INFORMATION SUPPLIED:

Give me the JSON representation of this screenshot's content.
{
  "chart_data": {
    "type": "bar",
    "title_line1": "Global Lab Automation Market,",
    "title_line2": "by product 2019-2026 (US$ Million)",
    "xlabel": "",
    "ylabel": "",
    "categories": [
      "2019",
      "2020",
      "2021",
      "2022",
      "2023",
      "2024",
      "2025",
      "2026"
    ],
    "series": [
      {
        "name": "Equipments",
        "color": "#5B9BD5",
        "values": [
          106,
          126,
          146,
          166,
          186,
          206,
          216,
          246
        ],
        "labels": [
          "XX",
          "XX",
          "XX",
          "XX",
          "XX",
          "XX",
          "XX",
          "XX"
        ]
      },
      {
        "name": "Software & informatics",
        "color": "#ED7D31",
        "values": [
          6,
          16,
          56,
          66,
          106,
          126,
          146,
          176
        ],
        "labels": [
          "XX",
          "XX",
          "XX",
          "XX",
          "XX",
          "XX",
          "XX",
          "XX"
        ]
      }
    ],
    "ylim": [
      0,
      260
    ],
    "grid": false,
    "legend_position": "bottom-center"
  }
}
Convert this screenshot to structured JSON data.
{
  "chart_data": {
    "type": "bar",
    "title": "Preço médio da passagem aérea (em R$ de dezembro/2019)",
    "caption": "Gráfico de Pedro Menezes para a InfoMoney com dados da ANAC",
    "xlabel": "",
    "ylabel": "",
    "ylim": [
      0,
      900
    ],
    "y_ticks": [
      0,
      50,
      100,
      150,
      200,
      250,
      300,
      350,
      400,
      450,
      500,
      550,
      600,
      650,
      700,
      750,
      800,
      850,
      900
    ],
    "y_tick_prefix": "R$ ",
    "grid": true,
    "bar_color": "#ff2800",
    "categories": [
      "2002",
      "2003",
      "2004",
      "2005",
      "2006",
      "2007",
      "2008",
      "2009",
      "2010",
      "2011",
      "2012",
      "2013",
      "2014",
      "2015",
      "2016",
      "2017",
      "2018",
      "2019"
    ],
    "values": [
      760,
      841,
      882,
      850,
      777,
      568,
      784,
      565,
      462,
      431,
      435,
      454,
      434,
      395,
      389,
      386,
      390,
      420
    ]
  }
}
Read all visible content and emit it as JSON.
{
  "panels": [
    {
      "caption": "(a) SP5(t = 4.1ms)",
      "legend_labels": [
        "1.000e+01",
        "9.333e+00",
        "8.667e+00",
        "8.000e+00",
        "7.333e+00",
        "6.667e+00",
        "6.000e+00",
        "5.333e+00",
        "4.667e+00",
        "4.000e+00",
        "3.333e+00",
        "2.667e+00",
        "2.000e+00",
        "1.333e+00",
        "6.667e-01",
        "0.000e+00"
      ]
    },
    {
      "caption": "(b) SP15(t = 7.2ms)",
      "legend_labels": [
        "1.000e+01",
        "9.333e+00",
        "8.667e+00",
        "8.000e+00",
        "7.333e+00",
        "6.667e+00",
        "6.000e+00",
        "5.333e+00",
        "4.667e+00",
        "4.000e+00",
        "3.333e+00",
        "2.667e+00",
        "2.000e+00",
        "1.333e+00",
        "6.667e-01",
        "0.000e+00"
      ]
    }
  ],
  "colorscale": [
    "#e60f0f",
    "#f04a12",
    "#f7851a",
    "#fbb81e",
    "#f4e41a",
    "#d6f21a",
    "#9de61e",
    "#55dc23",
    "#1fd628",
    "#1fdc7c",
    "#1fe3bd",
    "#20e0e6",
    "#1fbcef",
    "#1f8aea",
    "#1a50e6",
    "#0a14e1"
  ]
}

TO BE DONE: Restate each of the entries above verbatim.

RESULT BELOW:
Give me the JSON representation of this screenshot's content.
{
  "chart_data": {
    "type": "bar",
    "title_line1": "Global Lab Automation Market,",
    "title_line2": "by product 2019-2026 (US$ Million)",
    "xlabel": "",
    "ylabel": "",
    "categories": [
      "2019",
      "2020",
      "2021",
      "2022",
      "2023",
      "2024",
      "2025",
      "2026"
    ],
    "series": [
      {
        "name": "Equipments",
        "color": "#5B9BD5",
        "values": [
          106,
          126,
          146,
          166,
          186,
          206,
          216,
          246
        ],
        "labels": [
          "XX",
          "XX",
          "XX",
          "XX",
          "XX",
          "XX",
          "XX",
          "XX"
        ]
      },
      {
        "name": "Software & informatics",
        "color": "#ED7D31",
        "values": [
          6,
          16,
          56,
          66,
          106,
          126,
          146,
          176
        ],
        "labels": [
          "XX",
          "XX",
          "XX",
          "XX",
          "XX",
          "XX",
          "XX",
          "XX"
        ]
      }
    ],
    "ylim": [
      0,
      260
    ],
    "grid": false,
    "legend_position": "bottom-center"
  }
}
Convert this screenshot to structured JSON data.
{
  "chart_data": {
    "type": "bar",
    "title": "Preço médio da passagem aérea (em R$ de dezembro/2019)",
    "caption": "Gráfico de Pedro Menezes para a InfoMoney com dados da ANAC",
    "xlabel": "",
    "ylabel": "",
    "ylim": [
      0,
      900
    ],
    "y_ticks": [
      0,
      50,
      100,
      150,
      200,
      250,
      300,
      350,
      400,
      450,
      500,
      550,
      600,
      650,
      700,
      750,
      800,
      850,
      900
    ],
    "y_tick_prefix": "R$ ",
    "grid": true,
    "bar_color": "#ff2800",
    "categories": [
      "2002",
      "2003",
      "2004",
      "2005",
      "2006",
      "2007",
      "2008",
      "2009",
      "2010",
      "2011",
      "2012",
      "2013",
      "2014",
      "2015",
      "2016",
      "2017",
      "2018",
      "2019"
    ],
    "values": [
      760,
      841,
      882,
      850,
      777,
      568,
      784,
      565,
      462,
      431,
      435,
      454,
      434,
      395,
      389,
      386,
      390,
      420
    ]
  }
}
Read all visible content and emit it as JSON.
{
  "panels": [
    {
      "caption": "(a) SP5(t = 4.1ms)",
      "legend_labels": [
        "1.000e+01",
        "9.333e+00",
        "8.667e+00",
        "8.000e+00",
        "7.333e+00",
        "6.667e+00",
        "6.000e+00",
        "5.333e+00",
        "4.667e+00",
        "4.000e+00",
        "3.333e+00",
        "2.667e+00",
        "2.000e+00",
        "1.333e+00",
        "6.667e-01",
        "0.000e+00"
      ]
    },
    {
      "caption": "(b) SP15(t = 7.2ms)",
      "legend_labels": [
        "1.000e+01",
        "9.333e+00",
        "8.667e+00",
        "8.000e+00",
        "7.333e+00",
        "6.667e+00",
        "6.000e+00",
        "5.333e+00",
        "4.667e+00",
        "4.000e+00",
        "3.333e+00",
        "2.667e+00",
        "2.000e+00",
        "1.333e+00",
        "6.667e-01",
        "0.000e+00"
      ]
    }
  ],
  "colorscale": [
    "#e60f0f",
    "#f04a12",
    "#f7851a",
    "#fbb81e",
    "#f4e41a",
    "#d6f21a",
    "#9de61e",
    "#55dc23",
    "#1fd628",
    "#1fdc7c",
    "#1fe3bd",
    "#20e0e6",
    "#1fbcef",
    "#1f8aea",
    "#1a50e6",
    "#0a14e1"
  ]
}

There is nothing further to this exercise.